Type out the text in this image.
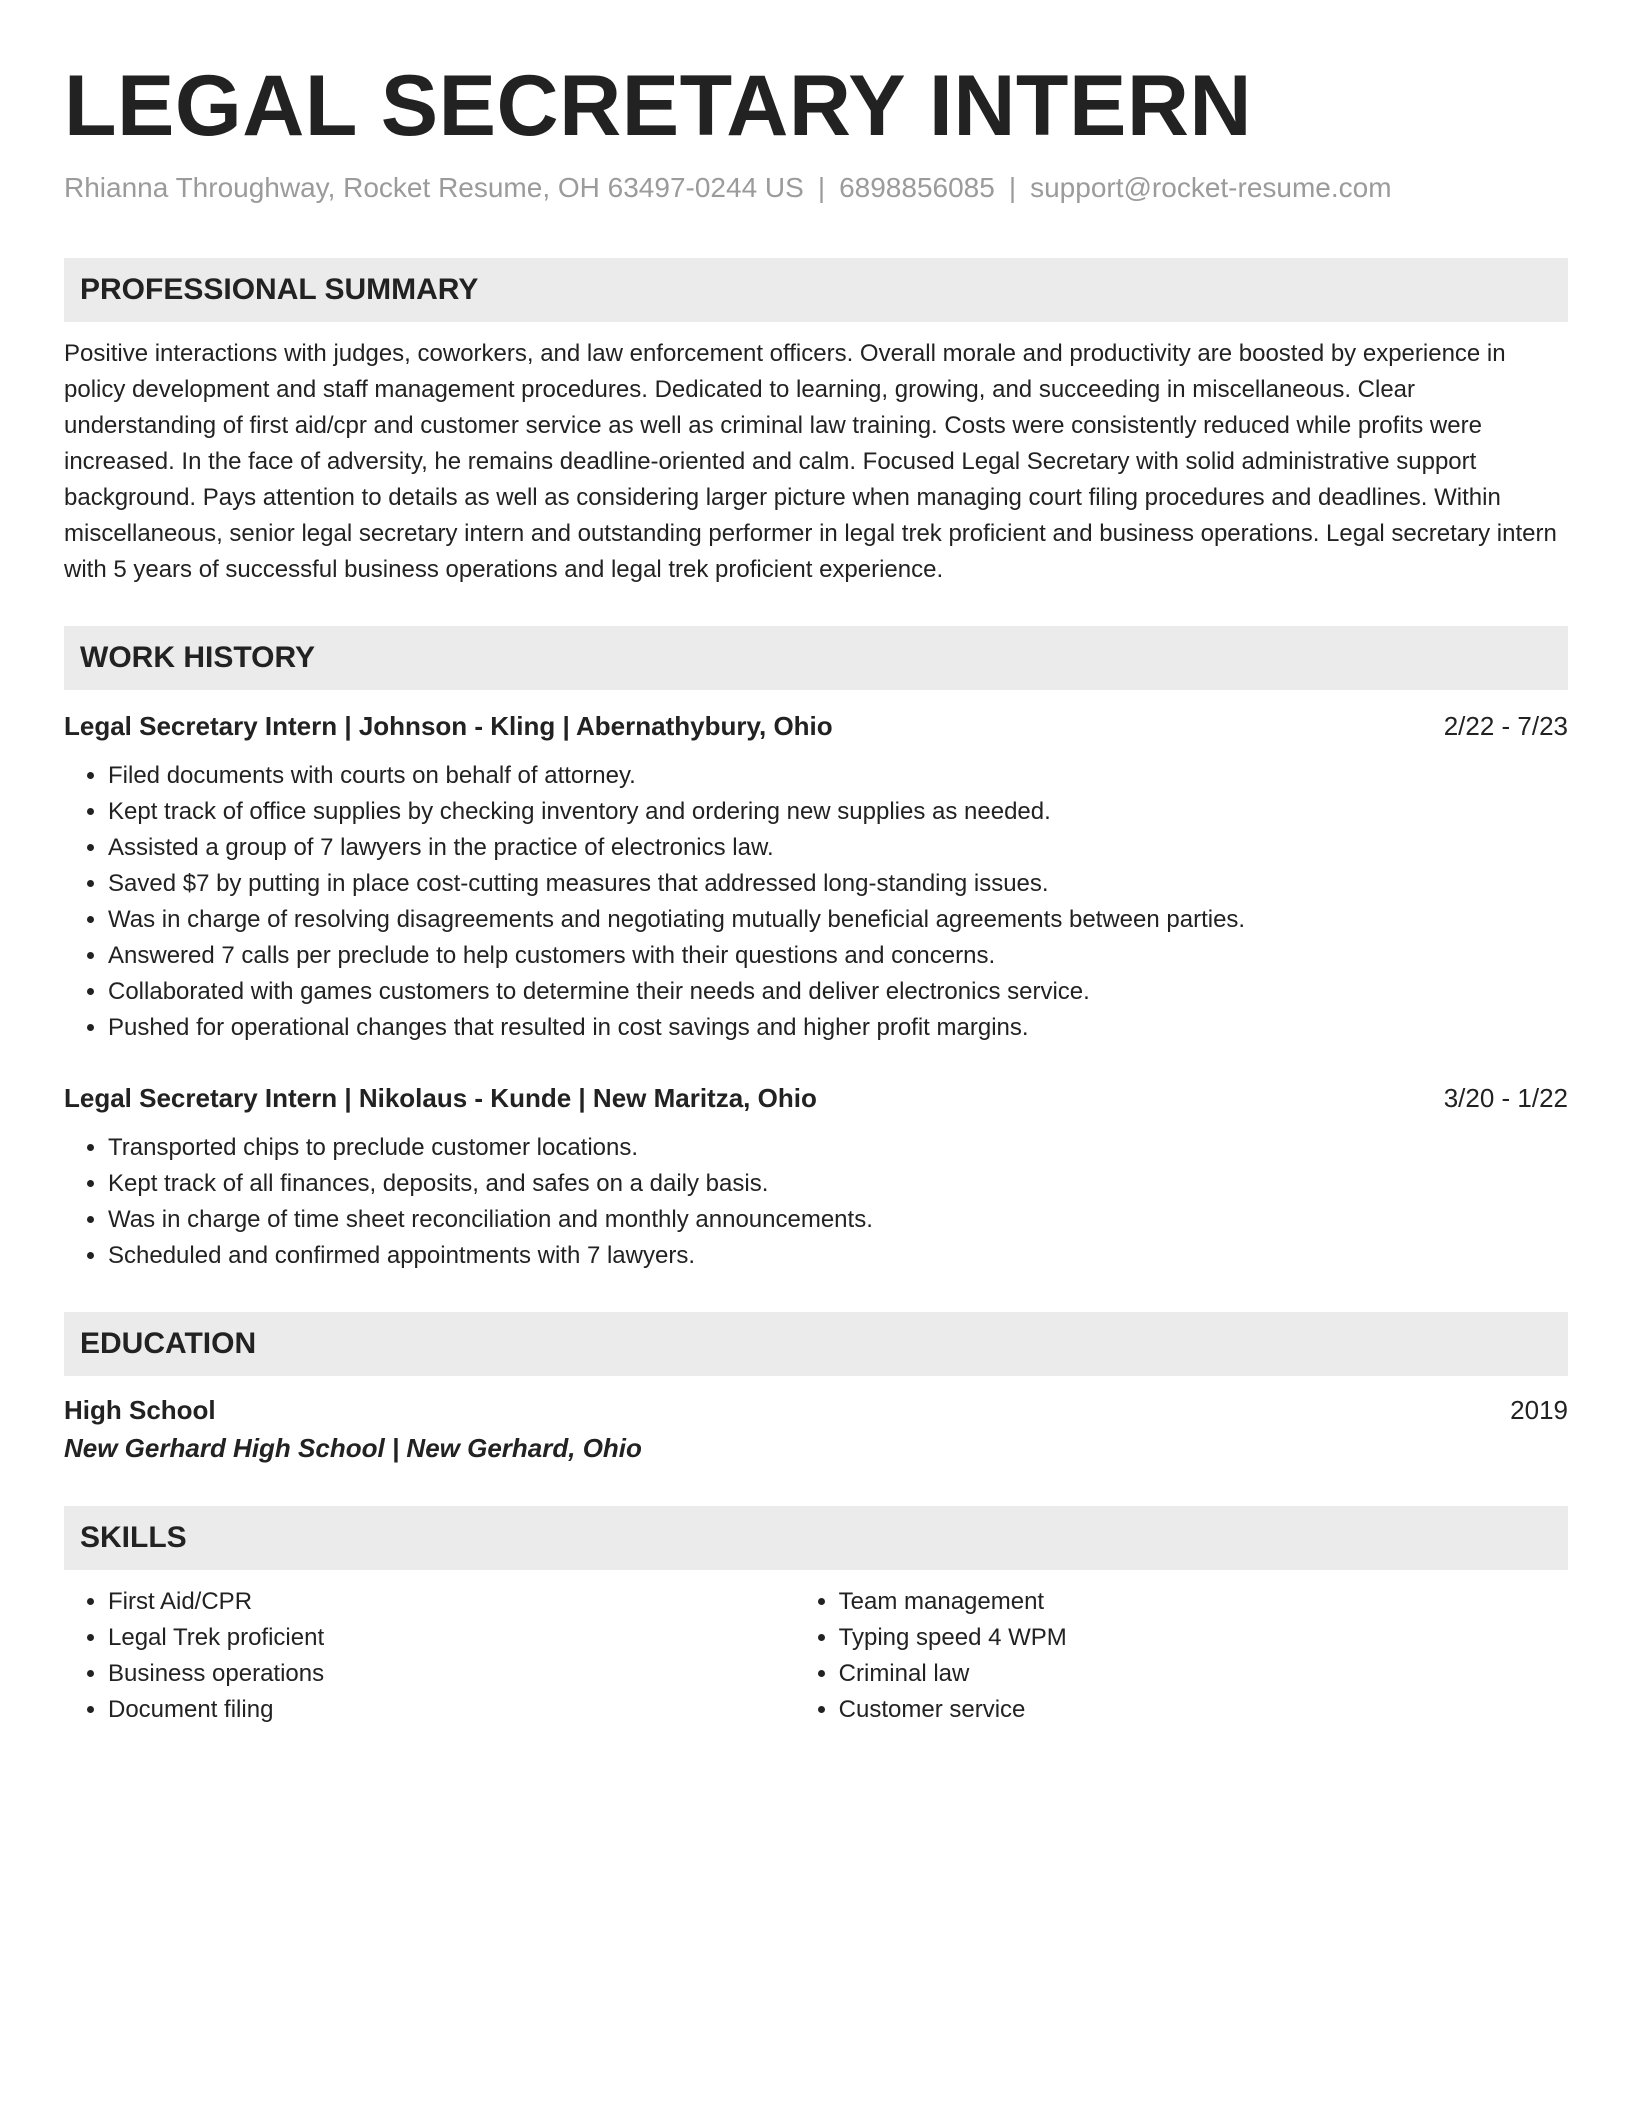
LEGAL SECRETARY INTERN
Rhianna Throughway, Rocket Resume, OH 63497-0244 US | 6898856085 | support@rocket-resume.com
PROFESSIONAL SUMMARY
Positive interactions with judges, coworkers, and law enforcement officers. Overall morale and productivity are boosted by experience in policy development and staff management procedures. Dedicated to learning, growing, and succeeding in miscellaneous. Clear understanding of first aid/cpr and customer service as well as criminal law training. Costs were consistently reduced while profits were increased. In the face of adversity, he remains deadline-oriented and calm. Focused Legal Secretary with solid administrative support background. Pays attention to details as well as considering larger picture when managing court filing procedures and deadlines. Within miscellaneous, senior legal secretary intern and outstanding performer in legal trek proficient and business operations. Legal secretary intern with 5 years of successful business operations and legal trek proficient experience.
WORK HISTORY
Legal Secretary Intern | Johnson - Kling | Abernathybury, Ohio	2/22 - 7/23
• Filed documents with courts on behalf of attorney.
• Kept track of office supplies by checking inventory and ordering new supplies as needed.
• Assisted a group of 7 lawyers in the practice of electronics law.
• Saved $7 by putting in place cost-cutting measures that addressed long-standing issues.
• Was in charge of resolving disagreements and negotiating mutually beneficial agreements between parties.
• Answered 7 calls per preclude to help customers with their questions and concerns.
• Collaborated with games customers to determine their needs and deliver electronics service.
• Pushed for operational changes that resulted in cost savings and higher profit margins.
Legal Secretary Intern | Nikolaus - Kunde | New Maritza, Ohio	3/20 - 1/22
• Transported chips to preclude customer locations.
• Kept track of all finances, deposits, and safes on a daily basis.
• Was in charge of time sheet reconciliation and monthly announcements.
• Scheduled and confirmed appointments with 7 lawyers.
EDUCATION
High School	2019
New Gerhard High School | New Gerhard, Ohio
SKILLS
• First Aid/CPR
• Legal Trek proficient
• Business operations
• Document filing
• Team management
• Typing speed 4 WPM
• Criminal law
• Customer service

**Task prompt**
Copy every line of the records above that holds the word "Kept".

**Expected output**
• Kept track of office supplies by checking inventory and ordering new supplies as needed.
• Kept track of all finances, deposits, and safes on a daily basis.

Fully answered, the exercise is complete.